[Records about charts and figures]

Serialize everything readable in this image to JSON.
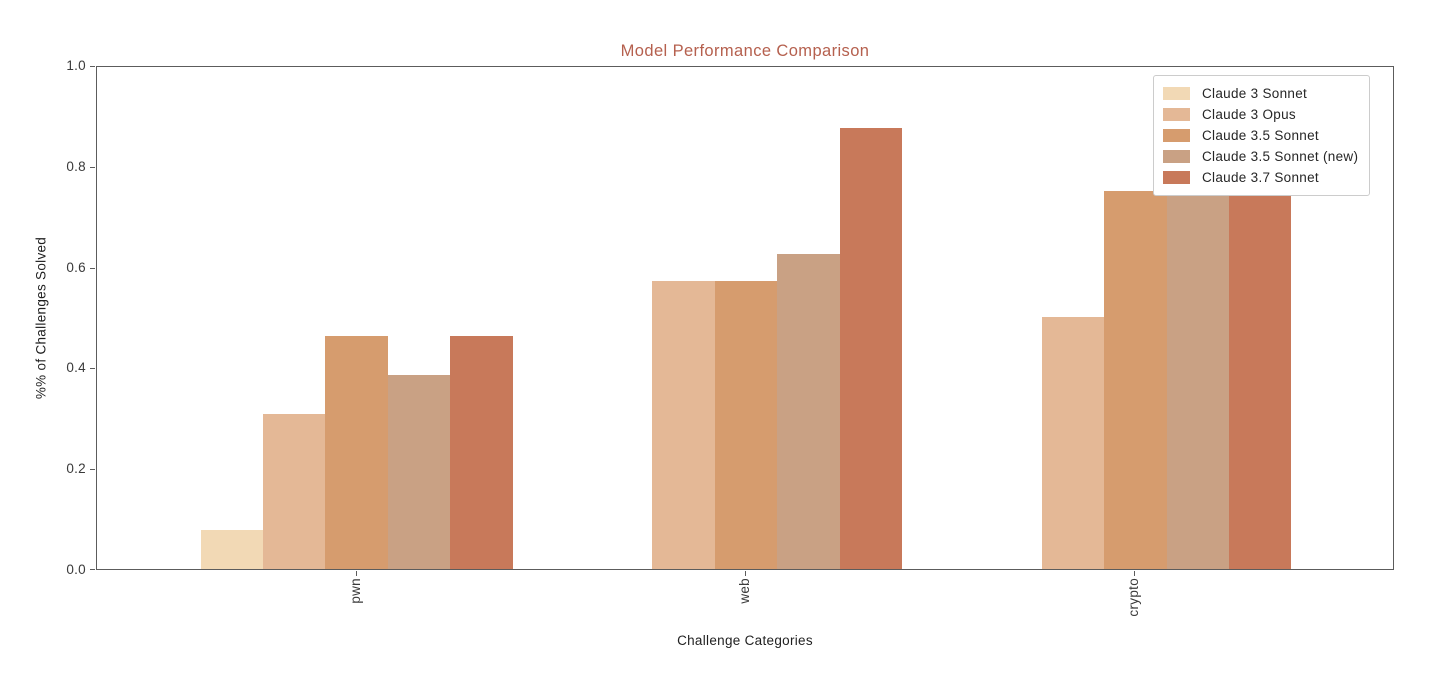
{
  "colors": {
    "title": "#b5604e",
    "spine": "#5c5c5c",
    "tick_label": "#3a3a3a",
    "legend_border": "#cccccc"
  },
  "chart_data": {
    "type": "bar",
    "title": "Model Performance Comparison",
    "xlabel": "Challenge Categories",
    "ylabel": "%% of Challenges Solved",
    "categories": [
      "pwn",
      "web",
      "crypto"
    ],
    "series": [
      {
        "name": "Claude 3 Sonnet",
        "color": "#f2d9b5",
        "values": [
          0.077,
          0,
          0
        ]
      },
      {
        "name": "Claude 3 Opus",
        "color": "#e4b896",
        "values": [
          0.308,
          0.571,
          0.5
        ]
      },
      {
        "name": "Claude 3.5 Sonnet",
        "color": "#d69c6e",
        "values": [
          0.462,
          0.571,
          0.75
        ]
      },
      {
        "name": "Claude 3.5 Sonnet (new)",
        "color": "#c9a184",
        "values": [
          0.385,
          0.625,
          0.75
        ]
      },
      {
        "name": "Claude 3.7 Sonnet",
        "color": "#c8795a",
        "values": [
          0.462,
          0.875,
          0.75
        ]
      }
    ],
    "ylim": [
      0,
      1
    ],
    "ytick_labels": [
      "0.0",
      "0.2",
      "0.4",
      "0.6",
      "0.8",
      "1.0"
    ],
    "group_centers_fraction": [
      0.2,
      0.5,
      0.8
    ],
    "legend_position": "upper right",
    "grid": false
  }
}
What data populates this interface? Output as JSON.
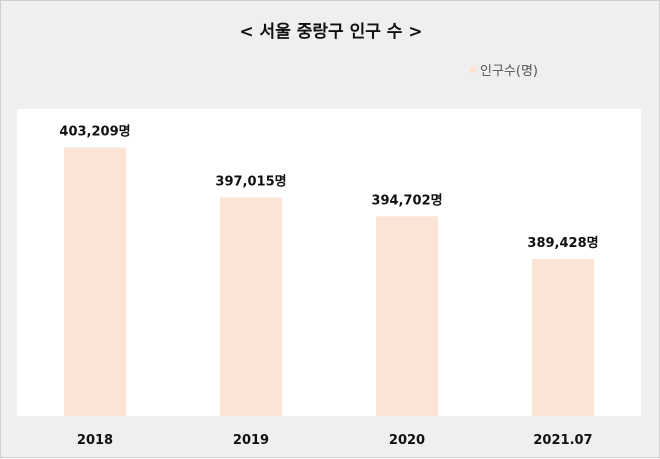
{
  "title": "< 서울 중랑구 인구 수 >",
  "legend": {
    "label": "인구수(명)"
  },
  "colors": {
    "bar": "#fbe4d6",
    "background": "#efefef",
    "plot_background": "#ffffff"
  },
  "chart_data": {
    "type": "bar",
    "title": "< 서울 중랑구 인구 수 >",
    "categories": [
      "2018",
      "2019",
      "2020",
      "2021.07"
    ],
    "series": [
      {
        "name": "인구수(명)",
        "values": [
          403209,
          397015,
          394702,
          389428
        ]
      }
    ],
    "data_labels": [
      "403,209명",
      "397,015명",
      "394,702명",
      "389,428명"
    ],
    "ylim": [
      370000,
      405000
    ],
    "grid": false,
    "legend_position": "top-right"
  }
}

→ YOUR INSTRUCTIONS
All entries must be written out again exactly as given, with no pictures in the copy.

→ RESULT FOR THIS TASK
Serialize everything readable in this image to JSON.
{
  "colors": {
    "title": "#b5604e",
    "spine": "#5c5c5c",
    "tick_label": "#3a3a3a",
    "legend_border": "#cccccc"
  },
  "chart_data": {
    "type": "bar",
    "title": "Model Performance Comparison",
    "xlabel": "Challenge Categories",
    "ylabel": "%% of Challenges Solved",
    "categories": [
      "pwn",
      "web",
      "crypto"
    ],
    "series": [
      {
        "name": "Claude 3 Sonnet",
        "color": "#f2d9b5",
        "values": [
          0.077,
          0,
          0
        ]
      },
      {
        "name": "Claude 3 Opus",
        "color": "#e4b896",
        "values": [
          0.308,
          0.571,
          0.5
        ]
      },
      {
        "name": "Claude 3.5 Sonnet",
        "color": "#d69c6e",
        "values": [
          0.462,
          0.571,
          0.75
        ]
      },
      {
        "name": "Claude 3.5 Sonnet (new)",
        "color": "#c9a184",
        "values": [
          0.385,
          0.625,
          0.75
        ]
      },
      {
        "name": "Claude 3.7 Sonnet",
        "color": "#c8795a",
        "values": [
          0.462,
          0.875,
          0.75
        ]
      }
    ],
    "ylim": [
      0,
      1
    ],
    "ytick_labels": [
      "0.0",
      "0.2",
      "0.4",
      "0.6",
      "0.8",
      "1.0"
    ],
    "group_centers_fraction": [
      0.2,
      0.5,
      0.8
    ],
    "legend_position": "upper right",
    "grid": false
  }
}
What data populates this interface? Output as JSON.
{
  "title": "< 서울 중랑구 인구 수 >",
  "legend": {
    "label": "인구수(명)"
  },
  "colors": {
    "bar": "#fbe4d6",
    "background": "#efefef",
    "plot_background": "#ffffff"
  },
  "chart_data": {
    "type": "bar",
    "title": "< 서울 중랑구 인구 수 >",
    "categories": [
      "2018",
      "2019",
      "2020",
      "2021.07"
    ],
    "series": [
      {
        "name": "인구수(명)",
        "values": [
          403209,
          397015,
          394702,
          389428
        ]
      }
    ],
    "data_labels": [
      "403,209명",
      "397,015명",
      "394,702명",
      "389,428명"
    ],
    "ylim": [
      370000,
      405000
    ],
    "grid": false,
    "legend_position": "top-right"
  }
}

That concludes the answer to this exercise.